● EXCERPTED DATA

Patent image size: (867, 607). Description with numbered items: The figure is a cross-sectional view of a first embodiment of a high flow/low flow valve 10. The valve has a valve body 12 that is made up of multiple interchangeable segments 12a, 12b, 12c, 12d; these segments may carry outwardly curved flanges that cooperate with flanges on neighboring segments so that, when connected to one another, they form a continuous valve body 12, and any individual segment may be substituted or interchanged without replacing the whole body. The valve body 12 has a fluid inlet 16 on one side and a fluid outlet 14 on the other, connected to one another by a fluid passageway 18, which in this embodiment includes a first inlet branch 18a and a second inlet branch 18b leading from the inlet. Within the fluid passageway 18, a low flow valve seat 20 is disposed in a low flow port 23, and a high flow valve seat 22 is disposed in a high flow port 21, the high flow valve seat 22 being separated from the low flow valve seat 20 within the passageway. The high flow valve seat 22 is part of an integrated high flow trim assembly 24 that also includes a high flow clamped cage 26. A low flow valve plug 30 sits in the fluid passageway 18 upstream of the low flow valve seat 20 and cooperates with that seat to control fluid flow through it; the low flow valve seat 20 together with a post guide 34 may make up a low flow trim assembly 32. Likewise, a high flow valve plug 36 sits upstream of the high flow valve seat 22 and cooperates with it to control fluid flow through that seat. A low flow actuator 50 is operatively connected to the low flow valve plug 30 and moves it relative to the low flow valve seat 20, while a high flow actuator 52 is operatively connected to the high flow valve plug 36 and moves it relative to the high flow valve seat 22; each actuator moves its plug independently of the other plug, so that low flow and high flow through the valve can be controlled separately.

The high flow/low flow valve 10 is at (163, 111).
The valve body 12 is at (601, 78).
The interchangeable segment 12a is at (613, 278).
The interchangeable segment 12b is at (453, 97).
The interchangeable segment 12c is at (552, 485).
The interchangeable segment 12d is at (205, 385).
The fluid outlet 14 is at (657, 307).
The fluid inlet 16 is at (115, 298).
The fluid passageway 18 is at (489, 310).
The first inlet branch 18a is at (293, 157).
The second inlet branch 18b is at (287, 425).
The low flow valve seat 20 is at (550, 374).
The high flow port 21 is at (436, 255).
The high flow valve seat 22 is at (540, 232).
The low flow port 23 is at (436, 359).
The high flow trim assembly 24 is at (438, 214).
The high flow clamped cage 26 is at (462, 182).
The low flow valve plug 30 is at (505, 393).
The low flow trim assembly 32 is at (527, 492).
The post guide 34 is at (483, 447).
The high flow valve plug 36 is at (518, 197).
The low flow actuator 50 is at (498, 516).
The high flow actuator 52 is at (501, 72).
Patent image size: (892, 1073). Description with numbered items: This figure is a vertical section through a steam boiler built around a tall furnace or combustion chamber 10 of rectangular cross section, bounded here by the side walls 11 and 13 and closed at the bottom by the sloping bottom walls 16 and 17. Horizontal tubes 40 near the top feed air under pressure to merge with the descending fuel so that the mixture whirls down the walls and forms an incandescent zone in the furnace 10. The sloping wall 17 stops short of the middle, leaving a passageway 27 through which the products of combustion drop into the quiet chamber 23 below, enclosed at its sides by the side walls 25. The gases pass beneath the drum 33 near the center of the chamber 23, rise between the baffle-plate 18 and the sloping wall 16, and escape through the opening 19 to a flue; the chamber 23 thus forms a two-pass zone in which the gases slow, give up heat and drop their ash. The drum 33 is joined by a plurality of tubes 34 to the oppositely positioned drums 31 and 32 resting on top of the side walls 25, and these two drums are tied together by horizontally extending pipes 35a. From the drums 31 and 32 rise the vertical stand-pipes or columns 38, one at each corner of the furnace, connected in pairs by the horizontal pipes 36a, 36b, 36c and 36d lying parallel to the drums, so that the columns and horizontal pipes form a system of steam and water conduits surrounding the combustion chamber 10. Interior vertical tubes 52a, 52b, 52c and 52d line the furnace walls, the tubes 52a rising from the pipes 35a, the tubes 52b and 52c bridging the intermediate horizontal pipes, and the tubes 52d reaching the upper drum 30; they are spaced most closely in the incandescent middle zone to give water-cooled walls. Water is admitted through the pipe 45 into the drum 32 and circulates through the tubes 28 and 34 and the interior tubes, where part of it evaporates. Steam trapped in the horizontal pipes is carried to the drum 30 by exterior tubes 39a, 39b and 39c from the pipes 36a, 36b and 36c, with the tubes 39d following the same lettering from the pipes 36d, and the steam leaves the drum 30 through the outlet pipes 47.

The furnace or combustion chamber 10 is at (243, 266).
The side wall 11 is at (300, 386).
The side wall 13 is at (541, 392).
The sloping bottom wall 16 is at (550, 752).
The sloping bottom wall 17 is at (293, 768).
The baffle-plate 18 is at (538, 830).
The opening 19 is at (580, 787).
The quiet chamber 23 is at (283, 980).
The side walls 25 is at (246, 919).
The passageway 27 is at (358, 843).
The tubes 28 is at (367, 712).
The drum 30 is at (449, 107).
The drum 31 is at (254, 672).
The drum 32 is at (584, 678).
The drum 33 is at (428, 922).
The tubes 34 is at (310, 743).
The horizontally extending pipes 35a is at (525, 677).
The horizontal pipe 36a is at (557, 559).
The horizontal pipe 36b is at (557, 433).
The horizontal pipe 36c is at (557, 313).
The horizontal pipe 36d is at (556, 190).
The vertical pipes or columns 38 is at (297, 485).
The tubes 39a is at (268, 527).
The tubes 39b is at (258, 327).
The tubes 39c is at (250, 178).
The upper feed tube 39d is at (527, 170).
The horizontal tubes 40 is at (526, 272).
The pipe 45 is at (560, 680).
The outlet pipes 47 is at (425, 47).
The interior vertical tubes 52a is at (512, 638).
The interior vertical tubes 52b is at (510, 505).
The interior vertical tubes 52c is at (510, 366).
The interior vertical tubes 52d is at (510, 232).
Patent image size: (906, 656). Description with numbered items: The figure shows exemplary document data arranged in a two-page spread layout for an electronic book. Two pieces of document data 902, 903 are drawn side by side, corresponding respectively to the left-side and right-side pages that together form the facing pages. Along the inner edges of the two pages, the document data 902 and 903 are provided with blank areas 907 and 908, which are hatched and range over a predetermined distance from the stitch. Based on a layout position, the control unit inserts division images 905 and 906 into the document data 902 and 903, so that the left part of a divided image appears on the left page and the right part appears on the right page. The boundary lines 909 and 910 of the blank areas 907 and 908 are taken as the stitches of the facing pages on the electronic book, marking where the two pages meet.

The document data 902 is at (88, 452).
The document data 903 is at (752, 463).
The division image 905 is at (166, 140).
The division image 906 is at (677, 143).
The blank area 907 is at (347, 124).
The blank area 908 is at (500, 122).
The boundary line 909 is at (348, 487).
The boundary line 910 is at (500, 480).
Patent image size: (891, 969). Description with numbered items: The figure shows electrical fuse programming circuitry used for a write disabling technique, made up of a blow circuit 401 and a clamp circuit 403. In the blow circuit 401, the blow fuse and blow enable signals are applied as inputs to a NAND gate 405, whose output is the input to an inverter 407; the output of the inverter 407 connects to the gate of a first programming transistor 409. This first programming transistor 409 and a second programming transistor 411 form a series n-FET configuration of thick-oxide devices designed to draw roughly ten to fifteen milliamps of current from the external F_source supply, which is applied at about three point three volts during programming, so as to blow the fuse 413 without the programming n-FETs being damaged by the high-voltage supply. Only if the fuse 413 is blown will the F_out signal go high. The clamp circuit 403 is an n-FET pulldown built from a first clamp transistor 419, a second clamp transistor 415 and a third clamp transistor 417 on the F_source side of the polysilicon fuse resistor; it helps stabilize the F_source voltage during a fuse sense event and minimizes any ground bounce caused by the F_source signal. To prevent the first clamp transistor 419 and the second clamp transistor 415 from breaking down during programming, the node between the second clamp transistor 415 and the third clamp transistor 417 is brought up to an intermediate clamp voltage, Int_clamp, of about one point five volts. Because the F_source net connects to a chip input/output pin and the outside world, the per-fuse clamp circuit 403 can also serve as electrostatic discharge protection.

● YOUR OBJECTIVE
Arrange every line from the very start of the records through the line containing "The fluid inlet 16 is at (115, 298).", both ends included, as a JSON list of strings with one string per line. Leave out blank lines.

● WORKED SOLUTION
[
  "Patent image size: (867, 607). Description with numbered items: The figure is a cross-sectional view of a first embodiment of a high flow/low flow valve 10. The valve has a valve body 12 that is made up of multiple interchangeable segments 12a, 12b, 12c, 12d; these segments may carry outwardly curved flanges that cooperate with flanges on neighboring segments so that, when connected to one another, they form a continuous valve body 12, and any individual segment may be substituted or interchanged without replacing the whole body. The valve body 12 has a fluid inlet 16 on one side and a fluid outlet 14 on the other, connected to one another by a fluid passageway 18, which in this embodiment includes a first inlet branch 18a and a second inlet branch 18b leading from the inlet. Within the fluid passageway 18, a low flow valve seat 20 is disposed in a low flow port 23, and a high flow valve seat 22 is disposed in a high flow port 21, the high flow valve seat 22 being separated from the low flow valve seat 20 within the passageway. The high flow valve seat 22 is part of an integrated high flow trim assembly 24 that also includes a high flow clamped cage 26. A low flow valve plug 30 sits in the fluid passageway 18 upstream of the low flow valve seat 20 and cooperates with that seat to control fluid flow through it; the low flow valve seat 20 together with a post guide 34 may make up a low flow trim assembly 32. Likewise, a high flow valve plug 36 sits upstream of the high flow valve seat 22 and cooperates with it to control fluid flow through that seat. A low flow actuator 50 is operatively connected to the low flow valve plug 30 and moves it relative to the low flow valve seat 20, while a high flow actuator 52 is operatively connected to the high flow valve plug 36 and moves it relative to the high flow valve seat 22; each actuator moves its plug independently of the other plug, so that low flow and high flow through the valve can be controlled separately.",
  "The high flow/low flow valve 10 is at (163, 111).",
  "The valve body 12 is at (601, 78).",
  "The interchangeable segment 12a is at (613, 278).",
  "The interchangeable segment 12b is at (453, 97).",
  "The interchangeable segment 12c is at (552, 485).",
  "The interchangeable segment 12d is at (205, 385).",
  "The fluid outlet 14 is at (657, 307).",
  "The fluid inlet 16 is at (115, 298)."
]